§ **What you will do**:
Can you find the lines of the listing that include "ylabel" and copy every one?

§ **Data to process**:
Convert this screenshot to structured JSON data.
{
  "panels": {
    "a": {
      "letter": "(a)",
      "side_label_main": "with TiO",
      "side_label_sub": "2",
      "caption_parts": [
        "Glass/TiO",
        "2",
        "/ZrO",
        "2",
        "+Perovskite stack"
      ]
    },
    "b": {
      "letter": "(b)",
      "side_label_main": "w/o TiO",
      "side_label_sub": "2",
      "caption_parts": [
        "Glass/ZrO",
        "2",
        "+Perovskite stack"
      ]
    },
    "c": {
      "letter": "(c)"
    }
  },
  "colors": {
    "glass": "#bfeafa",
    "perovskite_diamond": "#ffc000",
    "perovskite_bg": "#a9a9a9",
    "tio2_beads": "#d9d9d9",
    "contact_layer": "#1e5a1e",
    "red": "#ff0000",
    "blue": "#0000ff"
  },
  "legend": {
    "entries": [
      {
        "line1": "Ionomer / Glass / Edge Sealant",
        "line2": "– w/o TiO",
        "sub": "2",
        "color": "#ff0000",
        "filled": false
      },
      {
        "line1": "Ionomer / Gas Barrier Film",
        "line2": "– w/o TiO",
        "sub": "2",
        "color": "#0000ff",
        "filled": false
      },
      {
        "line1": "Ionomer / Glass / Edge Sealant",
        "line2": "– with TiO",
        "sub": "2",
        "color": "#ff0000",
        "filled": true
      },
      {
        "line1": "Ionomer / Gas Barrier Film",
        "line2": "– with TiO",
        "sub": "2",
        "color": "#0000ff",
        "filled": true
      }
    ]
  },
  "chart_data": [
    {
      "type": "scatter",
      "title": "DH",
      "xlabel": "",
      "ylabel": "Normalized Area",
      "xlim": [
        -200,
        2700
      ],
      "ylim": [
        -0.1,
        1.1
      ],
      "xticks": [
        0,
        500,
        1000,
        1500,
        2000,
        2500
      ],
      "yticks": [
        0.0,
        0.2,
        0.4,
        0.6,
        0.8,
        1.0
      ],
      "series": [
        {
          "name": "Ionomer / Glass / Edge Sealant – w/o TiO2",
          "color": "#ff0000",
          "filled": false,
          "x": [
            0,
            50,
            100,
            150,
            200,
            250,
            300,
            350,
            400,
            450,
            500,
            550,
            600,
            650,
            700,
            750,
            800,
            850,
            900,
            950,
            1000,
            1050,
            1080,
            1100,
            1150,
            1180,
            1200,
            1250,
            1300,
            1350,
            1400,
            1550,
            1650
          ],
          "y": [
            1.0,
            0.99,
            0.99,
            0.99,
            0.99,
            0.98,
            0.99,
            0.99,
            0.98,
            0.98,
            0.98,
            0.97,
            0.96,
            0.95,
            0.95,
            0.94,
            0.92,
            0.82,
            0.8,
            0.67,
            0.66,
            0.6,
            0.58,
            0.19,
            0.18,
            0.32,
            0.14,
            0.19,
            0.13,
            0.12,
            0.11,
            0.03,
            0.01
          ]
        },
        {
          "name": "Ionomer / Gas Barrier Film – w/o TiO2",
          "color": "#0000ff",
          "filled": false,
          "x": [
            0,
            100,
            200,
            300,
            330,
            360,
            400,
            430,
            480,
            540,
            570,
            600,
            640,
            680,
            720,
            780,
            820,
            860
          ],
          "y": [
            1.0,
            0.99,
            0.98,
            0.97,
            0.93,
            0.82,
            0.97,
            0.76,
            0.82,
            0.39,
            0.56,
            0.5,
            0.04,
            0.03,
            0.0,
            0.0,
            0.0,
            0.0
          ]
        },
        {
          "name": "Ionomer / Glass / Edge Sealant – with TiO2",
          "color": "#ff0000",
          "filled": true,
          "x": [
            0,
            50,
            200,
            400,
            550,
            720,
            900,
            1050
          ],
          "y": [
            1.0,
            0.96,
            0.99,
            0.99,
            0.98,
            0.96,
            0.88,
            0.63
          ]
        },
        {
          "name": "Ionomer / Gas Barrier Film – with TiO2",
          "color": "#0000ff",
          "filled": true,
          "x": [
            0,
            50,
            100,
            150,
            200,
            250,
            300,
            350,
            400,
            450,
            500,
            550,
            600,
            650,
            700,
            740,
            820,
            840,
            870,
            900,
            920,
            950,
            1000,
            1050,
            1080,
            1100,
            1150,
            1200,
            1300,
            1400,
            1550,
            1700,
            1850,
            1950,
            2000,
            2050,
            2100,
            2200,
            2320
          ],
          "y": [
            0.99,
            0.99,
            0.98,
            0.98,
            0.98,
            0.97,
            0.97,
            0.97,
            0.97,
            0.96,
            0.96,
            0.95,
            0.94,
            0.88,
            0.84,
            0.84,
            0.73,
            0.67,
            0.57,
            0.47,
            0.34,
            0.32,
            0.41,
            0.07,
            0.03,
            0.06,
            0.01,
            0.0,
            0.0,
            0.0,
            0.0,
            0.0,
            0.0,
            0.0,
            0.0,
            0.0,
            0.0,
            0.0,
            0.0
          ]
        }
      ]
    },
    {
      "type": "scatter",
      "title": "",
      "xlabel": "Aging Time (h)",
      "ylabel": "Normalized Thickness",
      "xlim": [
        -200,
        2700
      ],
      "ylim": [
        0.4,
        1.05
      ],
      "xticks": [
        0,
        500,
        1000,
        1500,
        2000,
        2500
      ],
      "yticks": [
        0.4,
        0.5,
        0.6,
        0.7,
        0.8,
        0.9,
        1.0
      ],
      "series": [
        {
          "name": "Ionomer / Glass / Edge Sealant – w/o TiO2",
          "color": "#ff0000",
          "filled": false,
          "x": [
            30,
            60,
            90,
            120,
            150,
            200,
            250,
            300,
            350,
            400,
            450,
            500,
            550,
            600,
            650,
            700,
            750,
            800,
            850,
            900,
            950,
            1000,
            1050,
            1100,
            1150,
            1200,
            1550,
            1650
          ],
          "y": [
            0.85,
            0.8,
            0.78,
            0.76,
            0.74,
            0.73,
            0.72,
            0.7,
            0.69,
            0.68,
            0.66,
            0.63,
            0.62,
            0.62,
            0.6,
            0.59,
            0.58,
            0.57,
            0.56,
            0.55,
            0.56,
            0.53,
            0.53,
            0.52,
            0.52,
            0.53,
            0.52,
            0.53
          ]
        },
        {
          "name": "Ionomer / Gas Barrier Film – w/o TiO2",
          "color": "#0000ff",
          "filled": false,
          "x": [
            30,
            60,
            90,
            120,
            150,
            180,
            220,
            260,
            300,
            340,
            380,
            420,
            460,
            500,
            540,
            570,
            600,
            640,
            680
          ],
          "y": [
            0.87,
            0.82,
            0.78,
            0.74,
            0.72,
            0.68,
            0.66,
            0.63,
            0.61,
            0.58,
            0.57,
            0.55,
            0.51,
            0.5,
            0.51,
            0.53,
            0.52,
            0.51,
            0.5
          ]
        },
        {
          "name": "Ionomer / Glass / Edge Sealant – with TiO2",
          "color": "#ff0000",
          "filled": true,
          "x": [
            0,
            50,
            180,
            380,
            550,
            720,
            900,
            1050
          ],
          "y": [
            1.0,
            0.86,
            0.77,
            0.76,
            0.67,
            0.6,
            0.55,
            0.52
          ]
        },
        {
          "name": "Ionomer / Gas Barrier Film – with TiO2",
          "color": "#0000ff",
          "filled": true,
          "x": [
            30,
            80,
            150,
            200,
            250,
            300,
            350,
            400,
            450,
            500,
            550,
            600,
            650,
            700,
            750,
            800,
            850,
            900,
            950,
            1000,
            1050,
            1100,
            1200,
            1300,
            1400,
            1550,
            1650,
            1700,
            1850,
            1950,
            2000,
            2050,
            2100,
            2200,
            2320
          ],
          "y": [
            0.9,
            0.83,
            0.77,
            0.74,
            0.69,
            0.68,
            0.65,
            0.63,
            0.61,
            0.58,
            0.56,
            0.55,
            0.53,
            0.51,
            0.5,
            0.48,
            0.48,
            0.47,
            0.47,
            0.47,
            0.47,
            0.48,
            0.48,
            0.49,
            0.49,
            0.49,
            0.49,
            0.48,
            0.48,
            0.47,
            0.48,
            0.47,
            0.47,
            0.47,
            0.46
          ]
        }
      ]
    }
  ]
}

§ **Correct output**:
      "ylabel": "Normalized Area",
      "ylabel": "Normalized Thickness",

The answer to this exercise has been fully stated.